### The input ###

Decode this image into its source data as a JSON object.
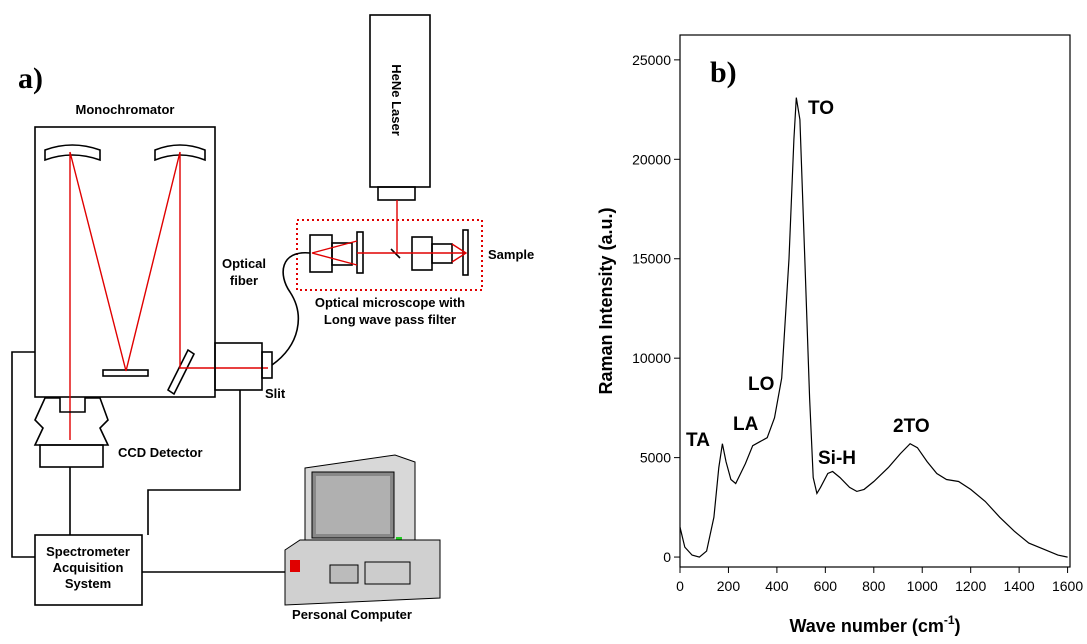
{
  "diagram": {
    "panel_label": "a)",
    "monochromator": "Monochromator",
    "laser": "HeNe Laser",
    "sample": "Sample",
    "fiber": [
      "Optical",
      "fiber"
    ],
    "microscope": [
      "Optical microscope with",
      "Long wave pass filter"
    ],
    "slit": "Slit",
    "ccd": "CCD Detector",
    "acquisition": [
      "Spectrometer",
      "Acquisition",
      "System"
    ],
    "computer": "Personal Computer"
  },
  "chart_data": {
    "type": "line",
    "panel_label": "b)",
    "ylabel": "Raman Intensity (a.u.)",
    "xlabel": {
      "text": "Wave number (cm",
      "superscript": "-1",
      "suffix": ")"
    },
    "annotations": [
      "TA",
      "LA",
      "LO",
      "TO",
      "Si-H",
      "2TO"
    ],
    "color": "#000000",
    "xlim": [
      0,
      1610
    ],
    "ylim": [
      -500,
      26250
    ],
    "xticks": [
      0,
      200,
      400,
      600,
      800,
      1000,
      1200,
      1400,
      1600
    ],
    "yticks": [
      0,
      5000,
      10000,
      15000,
      20000,
      25000
    ],
    "x": [
      0,
      20,
      50,
      80,
      110,
      140,
      160,
      175,
      190,
      210,
      230,
      250,
      270,
      300,
      330,
      360,
      390,
      420,
      450,
      470,
      480,
      495,
      515,
      535,
      550,
      565,
      580,
      610,
      630,
      660,
      700,
      730,
      760,
      800,
      860,
      910,
      950,
      980,
      1020,
      1060,
      1100,
      1150,
      1200,
      1260,
      1320,
      1380,
      1440,
      1500,
      1560,
      1600
    ],
    "values": [
      1500,
      500,
      100,
      0,
      300,
      2000,
      4500,
      5700,
      4800,
      3900,
      3700,
      4200,
      4700,
      5600,
      5800,
      6000,
      7000,
      9000,
      15000,
      21000,
      23100,
      22000,
      15000,
      8000,
      4000,
      3200,
      3500,
      4200,
      4300,
      4000,
      3500,
      3300,
      3400,
      3800,
      4500,
      5200,
      5700,
      5500,
      4800,
      4200,
      3900,
      3800,
      3400,
      2800,
      2000,
      1300,
      700,
      400,
      100,
      0
    ]
  }
}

###

§ What needs to be done:
Except for the pictures, reproduce every line exactly.

§ Reply to the task:
Decode this image into its source data as a JSON object.
{
  "diagram": {
    "panel_label": "a)",
    "monochromator": "Monochromator",
    "laser": "HeNe Laser",
    "sample": "Sample",
    "fiber": [
      "Optical",
      "fiber"
    ],
    "microscope": [
      "Optical microscope with",
      "Long wave pass filter"
    ],
    "slit": "Slit",
    "ccd": "CCD Detector",
    "acquisition": [
      "Spectrometer",
      "Acquisition",
      "System"
    ],
    "computer": "Personal Computer"
  },
  "chart_data": {
    "type": "line",
    "panel_label": "b)",
    "ylabel": "Raman Intensity (a.u.)",
    "xlabel": {
      "text": "Wave number (cm",
      "superscript": "-1",
      "suffix": ")"
    },
    "annotations": [
      "TA",
      "LA",
      "LO",
      "TO",
      "Si-H",
      "2TO"
    ],
    "color": "#000000",
    "xlim": [
      0,
      1610
    ],
    "ylim": [
      -500,
      26250
    ],
    "xticks": [
      0,
      200,
      400,
      600,
      800,
      1000,
      1200,
      1400,
      1600
    ],
    "yticks": [
      0,
      5000,
      10000,
      15000,
      20000,
      25000
    ],
    "x": [
      0,
      20,
      50,
      80,
      110,
      140,
      160,
      175,
      190,
      210,
      230,
      250,
      270,
      300,
      330,
      360,
      390,
      420,
      450,
      470,
      480,
      495,
      515,
      535,
      550,
      565,
      580,
      610,
      630,
      660,
      700,
      730,
      760,
      800,
      860,
      910,
      950,
      980,
      1020,
      1060,
      1100,
      1150,
      1200,
      1260,
      1320,
      1380,
      1440,
      1500,
      1560,
      1600
    ],
    "values": [
      1500,
      500,
      100,
      0,
      300,
      2000,
      4500,
      5700,
      4800,
      3900,
      3700,
      4200,
      4700,
      5600,
      5800,
      6000,
      7000,
      9000,
      15000,
      21000,
      23100,
      22000,
      15000,
      8000,
      4000,
      3200,
      3500,
      4200,
      4300,
      4000,
      3500,
      3300,
      3400,
      3800,
      4500,
      5200,
      5700,
      5500,
      4800,
      4200,
      3900,
      3800,
      3400,
      2800,
      2000,
      1300,
      700,
      400,
      100,
      0
    ]
  }
}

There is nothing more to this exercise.